◆ What you should do ◆
Find every line in the items below that contains the string "divider", matching case exactly, and copy each of those lines.

>> Start Data rows

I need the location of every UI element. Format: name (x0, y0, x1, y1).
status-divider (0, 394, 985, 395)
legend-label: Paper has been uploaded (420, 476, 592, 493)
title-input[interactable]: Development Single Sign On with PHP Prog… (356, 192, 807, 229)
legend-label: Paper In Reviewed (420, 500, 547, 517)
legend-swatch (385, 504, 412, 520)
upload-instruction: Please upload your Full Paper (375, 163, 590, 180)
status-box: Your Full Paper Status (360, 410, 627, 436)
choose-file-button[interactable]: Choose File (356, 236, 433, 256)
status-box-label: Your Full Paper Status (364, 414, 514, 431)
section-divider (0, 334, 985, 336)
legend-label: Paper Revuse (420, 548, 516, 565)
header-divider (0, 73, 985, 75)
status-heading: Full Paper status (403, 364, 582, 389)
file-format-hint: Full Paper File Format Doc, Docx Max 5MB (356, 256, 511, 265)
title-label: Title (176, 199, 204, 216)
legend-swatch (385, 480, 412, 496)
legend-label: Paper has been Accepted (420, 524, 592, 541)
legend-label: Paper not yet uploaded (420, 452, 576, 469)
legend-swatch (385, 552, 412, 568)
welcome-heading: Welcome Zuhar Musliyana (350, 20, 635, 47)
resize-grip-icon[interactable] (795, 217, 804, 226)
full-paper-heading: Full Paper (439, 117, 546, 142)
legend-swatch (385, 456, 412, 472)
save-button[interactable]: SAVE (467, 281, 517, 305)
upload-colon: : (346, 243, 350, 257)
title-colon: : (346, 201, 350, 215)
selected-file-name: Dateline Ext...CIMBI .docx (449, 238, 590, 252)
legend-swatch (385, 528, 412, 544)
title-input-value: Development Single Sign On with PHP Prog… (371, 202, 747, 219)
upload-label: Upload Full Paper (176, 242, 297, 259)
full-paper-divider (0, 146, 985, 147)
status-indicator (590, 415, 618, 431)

>> End Data rows

◆ Task response ◆
status-divider (0, 394, 985, 395)
section-divider (0, 334, 985, 336)
header-divider (0, 73, 985, 75)
full-paper-divider (0, 146, 985, 147)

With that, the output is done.